[Exercise aim] Pull every line that holds the word "contributed" from the entries.

[Stored data]
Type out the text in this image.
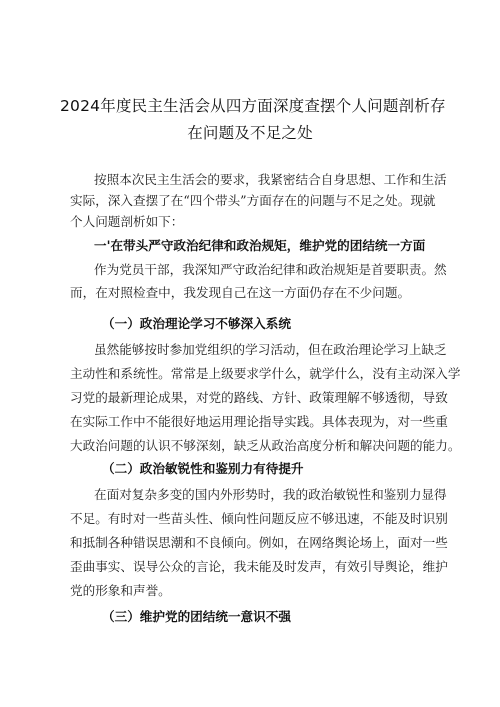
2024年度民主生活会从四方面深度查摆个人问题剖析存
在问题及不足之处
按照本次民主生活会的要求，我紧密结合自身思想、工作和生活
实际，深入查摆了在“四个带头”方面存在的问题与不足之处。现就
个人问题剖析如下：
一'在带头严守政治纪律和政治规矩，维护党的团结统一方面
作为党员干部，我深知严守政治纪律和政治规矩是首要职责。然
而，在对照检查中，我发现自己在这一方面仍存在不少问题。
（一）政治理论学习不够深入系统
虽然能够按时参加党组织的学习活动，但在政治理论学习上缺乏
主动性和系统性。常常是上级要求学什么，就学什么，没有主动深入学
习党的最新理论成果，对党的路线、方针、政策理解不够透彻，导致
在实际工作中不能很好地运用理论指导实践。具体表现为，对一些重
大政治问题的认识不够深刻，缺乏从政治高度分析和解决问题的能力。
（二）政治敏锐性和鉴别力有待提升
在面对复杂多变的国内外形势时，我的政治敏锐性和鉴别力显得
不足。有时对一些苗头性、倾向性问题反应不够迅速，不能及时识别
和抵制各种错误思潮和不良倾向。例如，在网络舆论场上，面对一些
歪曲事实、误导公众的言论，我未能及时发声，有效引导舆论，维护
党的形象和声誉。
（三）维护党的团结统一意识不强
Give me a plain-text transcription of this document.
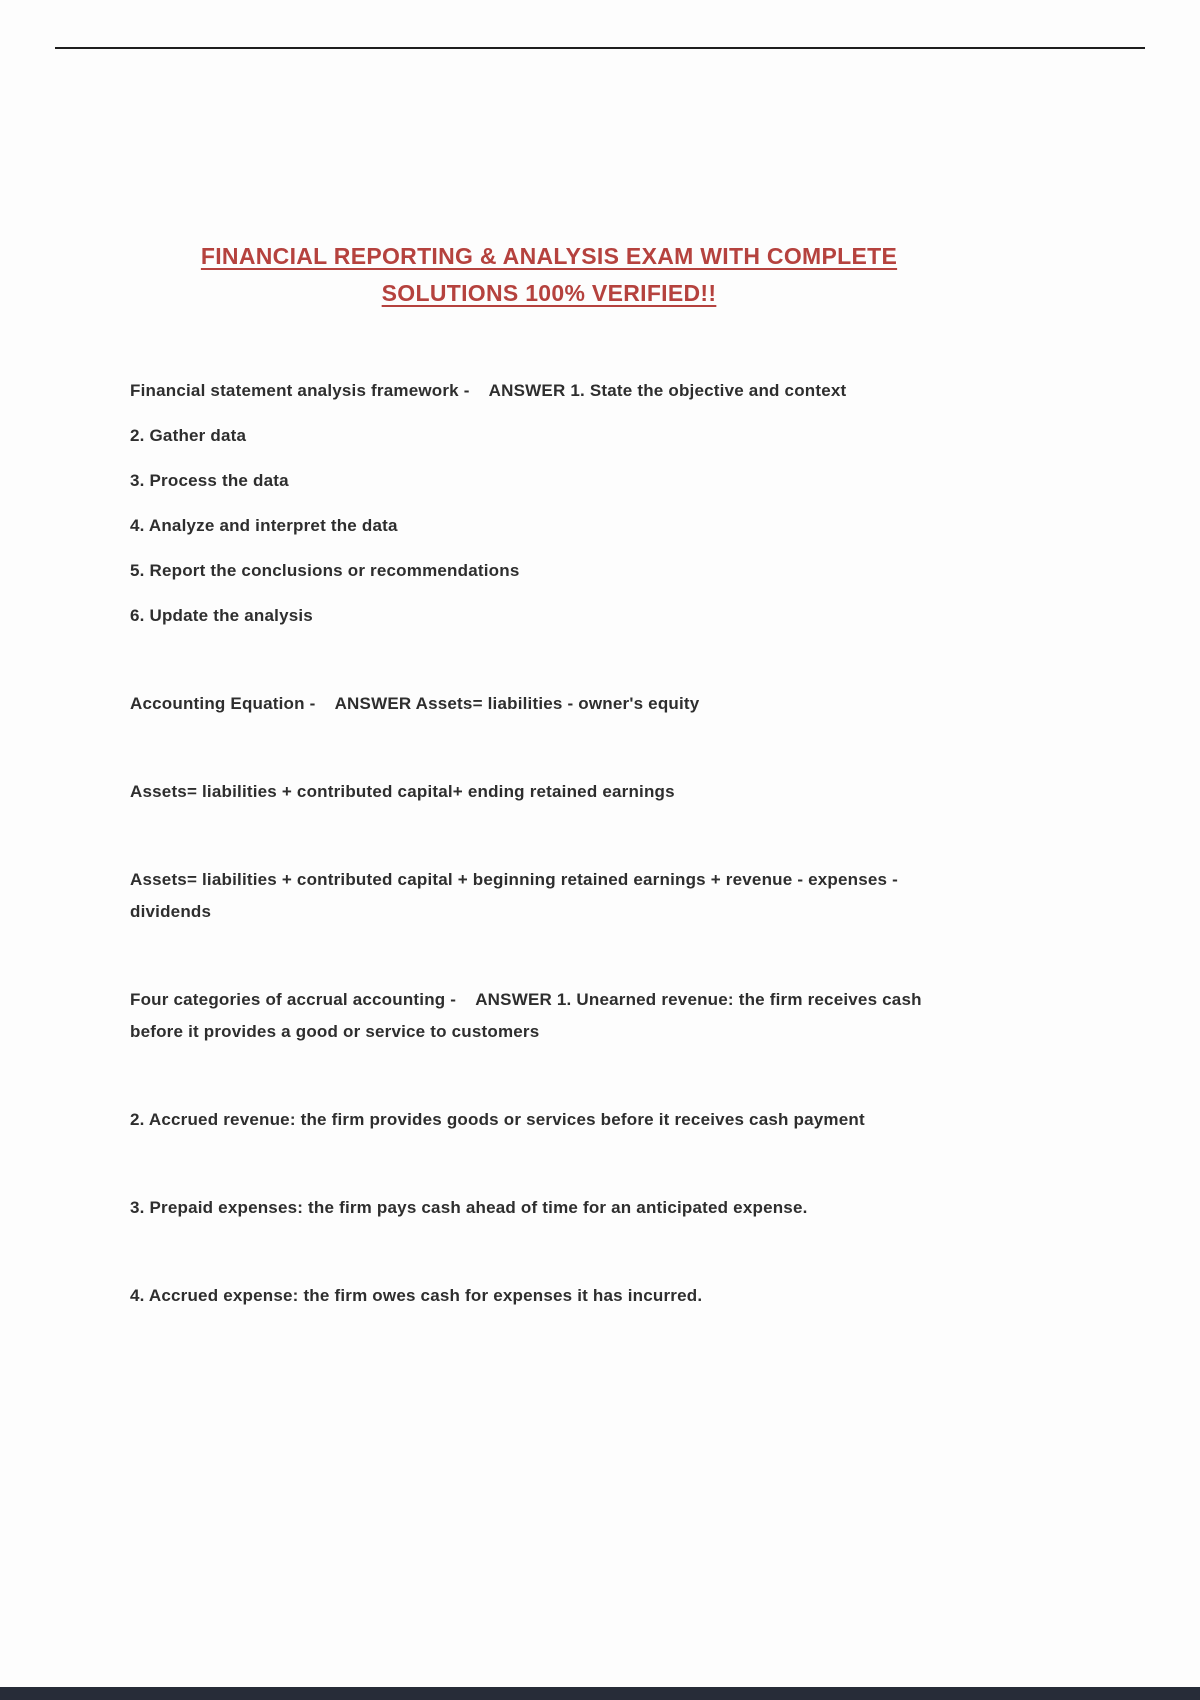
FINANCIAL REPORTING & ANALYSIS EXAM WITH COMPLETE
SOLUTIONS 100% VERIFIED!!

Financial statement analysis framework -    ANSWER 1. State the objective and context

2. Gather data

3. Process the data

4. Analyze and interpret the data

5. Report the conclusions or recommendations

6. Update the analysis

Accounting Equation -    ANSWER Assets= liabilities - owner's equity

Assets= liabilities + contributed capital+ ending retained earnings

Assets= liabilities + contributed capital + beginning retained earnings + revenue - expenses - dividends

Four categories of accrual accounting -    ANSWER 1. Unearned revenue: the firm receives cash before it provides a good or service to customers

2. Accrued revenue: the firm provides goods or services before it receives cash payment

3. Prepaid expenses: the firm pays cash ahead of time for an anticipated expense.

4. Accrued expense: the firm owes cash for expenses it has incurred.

...

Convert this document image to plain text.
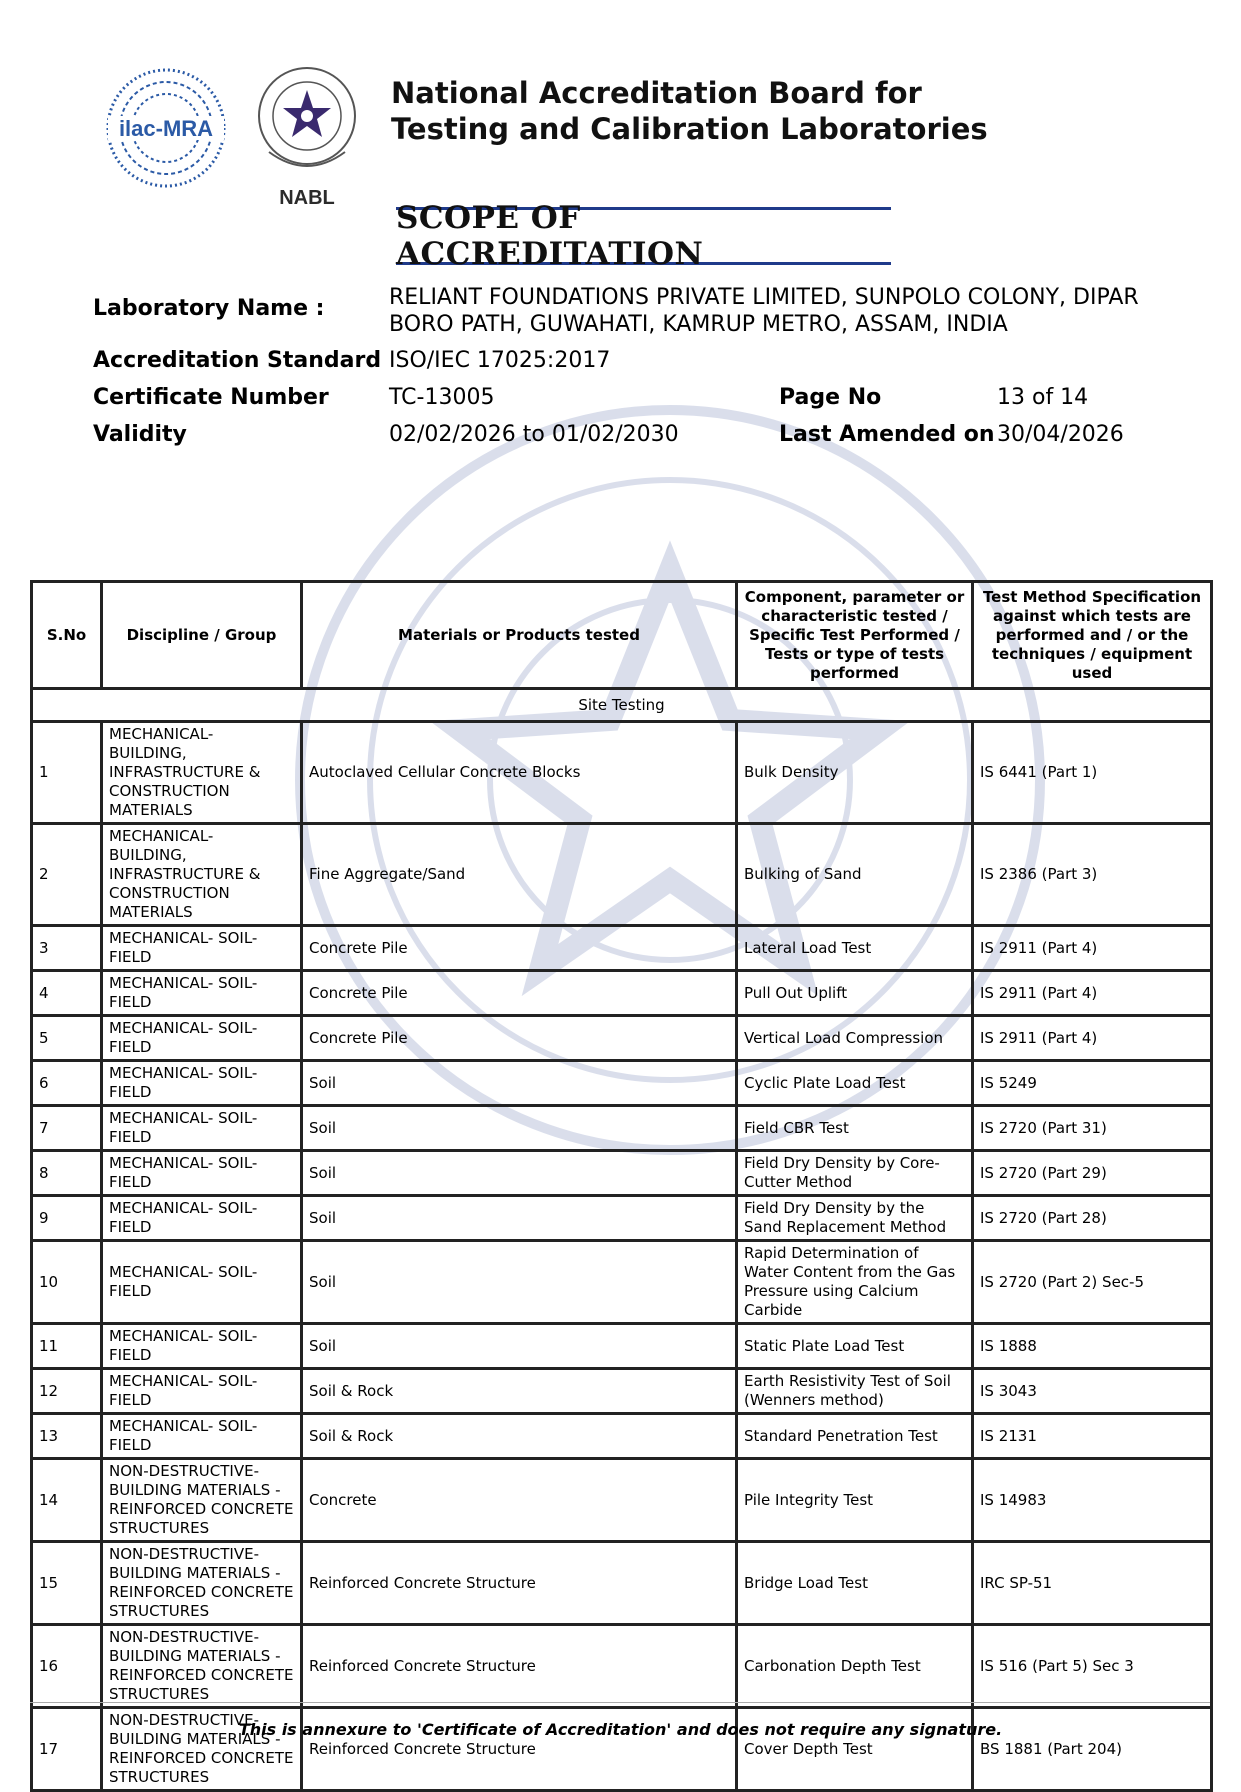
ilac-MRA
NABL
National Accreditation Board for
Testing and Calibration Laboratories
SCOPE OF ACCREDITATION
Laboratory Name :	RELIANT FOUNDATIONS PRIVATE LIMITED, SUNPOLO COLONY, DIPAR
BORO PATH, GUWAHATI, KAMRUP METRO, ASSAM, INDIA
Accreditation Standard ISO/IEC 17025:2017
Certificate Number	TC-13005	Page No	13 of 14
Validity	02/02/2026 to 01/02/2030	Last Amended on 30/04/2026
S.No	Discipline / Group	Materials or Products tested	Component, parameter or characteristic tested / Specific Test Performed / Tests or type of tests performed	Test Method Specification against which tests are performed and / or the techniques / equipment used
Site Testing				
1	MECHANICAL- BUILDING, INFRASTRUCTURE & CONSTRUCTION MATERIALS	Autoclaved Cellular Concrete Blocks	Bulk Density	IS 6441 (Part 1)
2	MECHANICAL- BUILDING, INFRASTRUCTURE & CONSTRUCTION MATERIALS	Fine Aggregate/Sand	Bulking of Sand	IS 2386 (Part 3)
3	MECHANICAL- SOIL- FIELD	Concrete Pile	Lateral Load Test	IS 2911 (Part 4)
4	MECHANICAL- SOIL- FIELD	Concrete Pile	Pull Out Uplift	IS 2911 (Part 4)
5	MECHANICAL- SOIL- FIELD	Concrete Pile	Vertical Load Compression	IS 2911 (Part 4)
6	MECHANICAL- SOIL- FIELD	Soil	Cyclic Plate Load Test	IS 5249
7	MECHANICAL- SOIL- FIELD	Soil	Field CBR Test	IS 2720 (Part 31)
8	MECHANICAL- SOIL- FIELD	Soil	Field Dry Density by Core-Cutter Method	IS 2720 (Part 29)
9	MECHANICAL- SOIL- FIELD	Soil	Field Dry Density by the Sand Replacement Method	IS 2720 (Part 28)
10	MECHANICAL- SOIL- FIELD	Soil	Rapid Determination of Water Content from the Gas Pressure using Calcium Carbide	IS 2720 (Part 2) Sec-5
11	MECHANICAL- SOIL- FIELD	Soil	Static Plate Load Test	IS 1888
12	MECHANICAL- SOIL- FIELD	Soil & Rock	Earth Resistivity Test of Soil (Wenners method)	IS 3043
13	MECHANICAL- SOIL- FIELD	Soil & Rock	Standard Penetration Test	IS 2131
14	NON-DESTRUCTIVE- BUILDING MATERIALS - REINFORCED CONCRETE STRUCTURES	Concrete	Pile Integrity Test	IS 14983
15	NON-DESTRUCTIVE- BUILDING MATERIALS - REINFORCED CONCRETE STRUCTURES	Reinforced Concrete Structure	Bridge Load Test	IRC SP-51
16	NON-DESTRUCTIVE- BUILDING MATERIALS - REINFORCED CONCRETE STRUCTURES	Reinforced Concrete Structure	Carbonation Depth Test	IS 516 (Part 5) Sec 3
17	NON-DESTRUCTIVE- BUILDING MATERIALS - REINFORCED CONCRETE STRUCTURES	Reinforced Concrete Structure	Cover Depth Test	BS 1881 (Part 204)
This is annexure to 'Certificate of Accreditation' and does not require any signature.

---

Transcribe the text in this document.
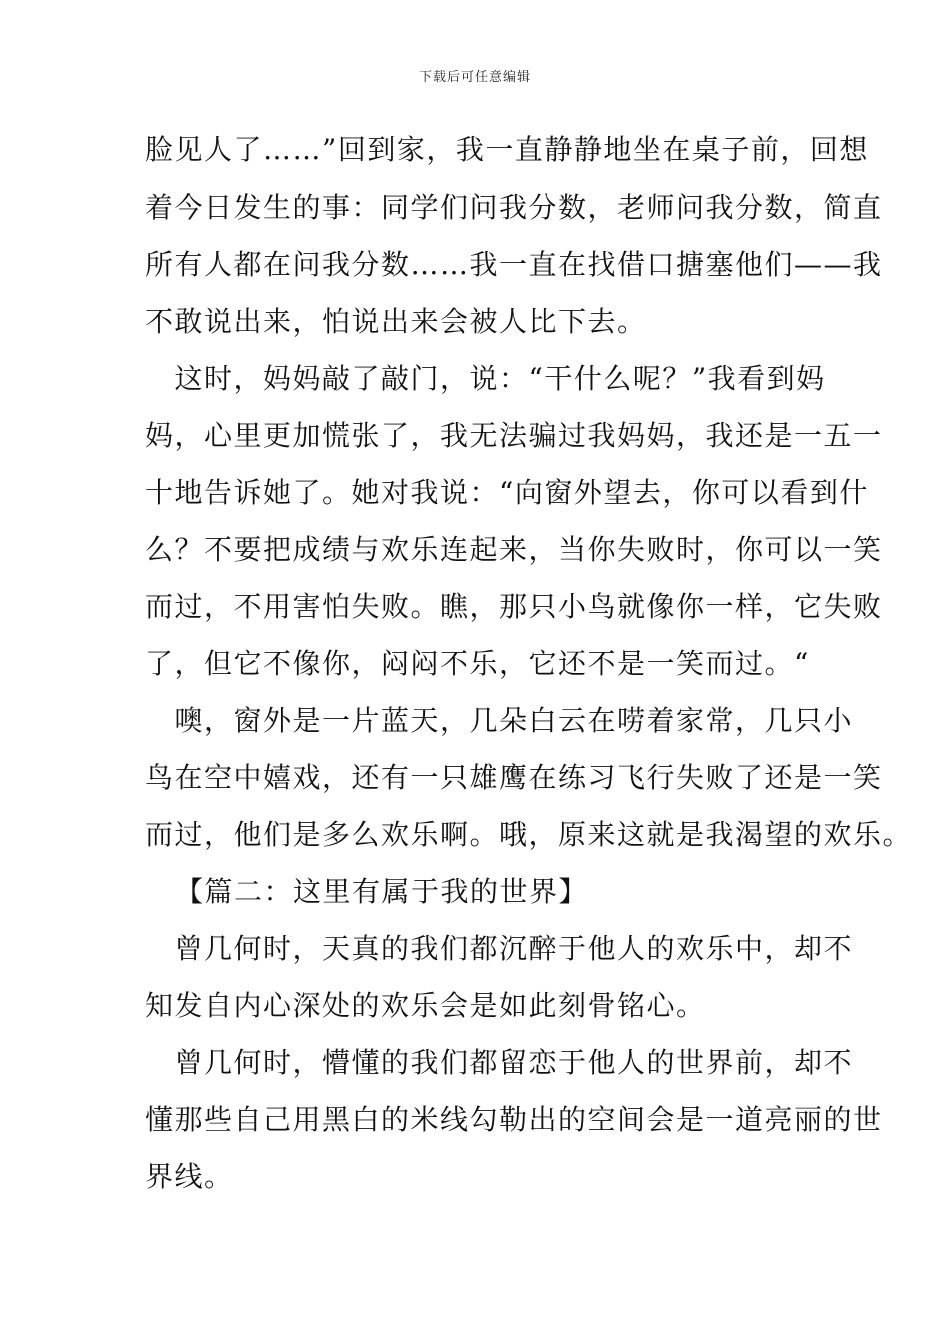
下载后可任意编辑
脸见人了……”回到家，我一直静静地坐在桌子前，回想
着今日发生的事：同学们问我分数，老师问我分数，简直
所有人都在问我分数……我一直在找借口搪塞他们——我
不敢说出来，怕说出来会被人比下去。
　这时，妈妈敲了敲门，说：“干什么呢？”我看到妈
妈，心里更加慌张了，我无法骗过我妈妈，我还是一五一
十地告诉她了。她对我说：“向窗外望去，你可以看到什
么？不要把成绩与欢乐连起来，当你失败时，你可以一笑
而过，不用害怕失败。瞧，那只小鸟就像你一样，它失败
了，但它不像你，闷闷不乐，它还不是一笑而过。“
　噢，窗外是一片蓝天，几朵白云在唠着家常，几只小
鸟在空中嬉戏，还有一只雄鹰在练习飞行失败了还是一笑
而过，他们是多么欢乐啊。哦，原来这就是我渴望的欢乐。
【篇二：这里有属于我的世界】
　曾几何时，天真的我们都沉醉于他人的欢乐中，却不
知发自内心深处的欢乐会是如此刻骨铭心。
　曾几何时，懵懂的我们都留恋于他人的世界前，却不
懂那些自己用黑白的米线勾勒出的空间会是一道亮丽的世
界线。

[Right answer]
Assets= liabilities + contributed capital+ ending retained earnings
Assets= liabilities + contributed capital + beginning retained earnings + revenue - expenses - dividends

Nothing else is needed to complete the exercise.